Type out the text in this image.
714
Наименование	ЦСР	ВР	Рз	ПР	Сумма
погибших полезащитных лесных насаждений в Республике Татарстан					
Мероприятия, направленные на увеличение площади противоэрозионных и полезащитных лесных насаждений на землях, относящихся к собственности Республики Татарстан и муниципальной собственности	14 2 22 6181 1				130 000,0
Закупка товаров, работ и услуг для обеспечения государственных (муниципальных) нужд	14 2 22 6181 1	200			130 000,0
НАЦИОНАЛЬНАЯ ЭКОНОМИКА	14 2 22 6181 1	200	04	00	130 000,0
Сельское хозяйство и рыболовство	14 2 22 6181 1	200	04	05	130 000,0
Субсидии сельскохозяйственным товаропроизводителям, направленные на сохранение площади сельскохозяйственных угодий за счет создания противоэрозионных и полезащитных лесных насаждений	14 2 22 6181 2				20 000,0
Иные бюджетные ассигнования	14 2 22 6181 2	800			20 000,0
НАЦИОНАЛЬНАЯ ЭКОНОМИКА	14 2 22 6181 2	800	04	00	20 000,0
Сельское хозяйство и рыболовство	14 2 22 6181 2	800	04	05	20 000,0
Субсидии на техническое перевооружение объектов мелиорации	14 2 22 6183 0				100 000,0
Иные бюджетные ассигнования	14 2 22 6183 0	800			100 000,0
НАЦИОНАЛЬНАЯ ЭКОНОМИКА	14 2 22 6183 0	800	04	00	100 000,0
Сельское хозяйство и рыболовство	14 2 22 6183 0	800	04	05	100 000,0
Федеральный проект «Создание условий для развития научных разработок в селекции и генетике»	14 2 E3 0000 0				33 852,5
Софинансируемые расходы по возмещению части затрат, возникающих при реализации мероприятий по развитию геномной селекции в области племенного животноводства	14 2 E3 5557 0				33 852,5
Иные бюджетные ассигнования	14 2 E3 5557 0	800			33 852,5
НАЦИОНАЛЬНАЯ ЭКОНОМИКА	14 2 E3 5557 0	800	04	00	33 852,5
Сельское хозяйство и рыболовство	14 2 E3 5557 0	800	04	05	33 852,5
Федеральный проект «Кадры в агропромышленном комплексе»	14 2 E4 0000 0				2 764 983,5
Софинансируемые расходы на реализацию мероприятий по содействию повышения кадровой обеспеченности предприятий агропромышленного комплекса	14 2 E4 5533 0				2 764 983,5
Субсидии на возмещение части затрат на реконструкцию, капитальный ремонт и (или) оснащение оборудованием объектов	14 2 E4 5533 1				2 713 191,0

★ ★ ★

**THE TASK:** Reproduce the full listing above, character for character.

**TASK RESULT:**
Type out the text in this image.
714
Наименование	ЦСР	ВР	Рз	ПР	Сумма
погибших полезащитных лесных насаждений в Республике Татарстан					
Мероприятия, направленные на увеличение площади противоэрозионных и полезащитных лесных насаждений на землях, относящихся к собственности Республики Татарстан и муниципальной собственности	14 2 22 6181 1				130 000,0
Закупка товаров, работ и услуг для обеспечения государственных (муниципальных) нужд	14 2 22 6181 1	200			130 000,0
НАЦИОНАЛЬНАЯ ЭКОНОМИКА	14 2 22 6181 1	200	04	00	130 000,0
Сельское хозяйство и рыболовство	14 2 22 6181 1	200	04	05	130 000,0
Субсидии сельскохозяйственным товаропроизводителям, направленные на сохранение площади сельскохозяйственных угодий за счет создания противоэрозионных и полезащитных лесных насаждений	14 2 22 6181 2				20 000,0
Иные бюджетные ассигнования	14 2 22 6181 2	800			20 000,0
НАЦИОНАЛЬНАЯ ЭКОНОМИКА	14 2 22 6181 2	800	04	00	20 000,0
Сельское хозяйство и рыболовство	14 2 22 6181 2	800	04	05	20 000,0
Субсидии на техническое перевооружение объектов мелиорации	14 2 22 6183 0				100 000,0
Иные бюджетные ассигнования	14 2 22 6183 0	800			100 000,0
НАЦИОНАЛЬНАЯ ЭКОНОМИКА	14 2 22 6183 0	800	04	00	100 000,0
Сельское хозяйство и рыболовство	14 2 22 6183 0	800	04	05	100 000,0
Федеральный проект «Создание условий для развития научных разработок в селекции и генетике»	14 2 E3 0000 0				33 852,5
Софинансируемые расходы по возмещению части затрат, возникающих при реализации мероприятий по развитию геномной селекции в области племенного животноводства	14 2 E3 5557 0				33 852,5
Иные бюджетные ассигнования	14 2 E3 5557 0	800			33 852,5
НАЦИОНАЛЬНАЯ ЭКОНОМИКА	14 2 E3 5557 0	800	04	00	33 852,5
Сельское хозяйство и рыболовство	14 2 E3 5557 0	800	04	05	33 852,5
Федеральный проект «Кадры в агропромышленном комплексе»	14 2 E4 0000 0				2 764 983,5
Софинансируемые расходы на реализацию мероприятий по содействию повышения кадровой обеспеченности предприятий агропромышленного комплекса	14 2 E4 5533 0				2 764 983,5
Субсидии на возмещение части затрат на реконструкцию, капитальный ремонт и (или) оснащение оборудованием объектов	14 2 E4 5533 1				2 713 191,0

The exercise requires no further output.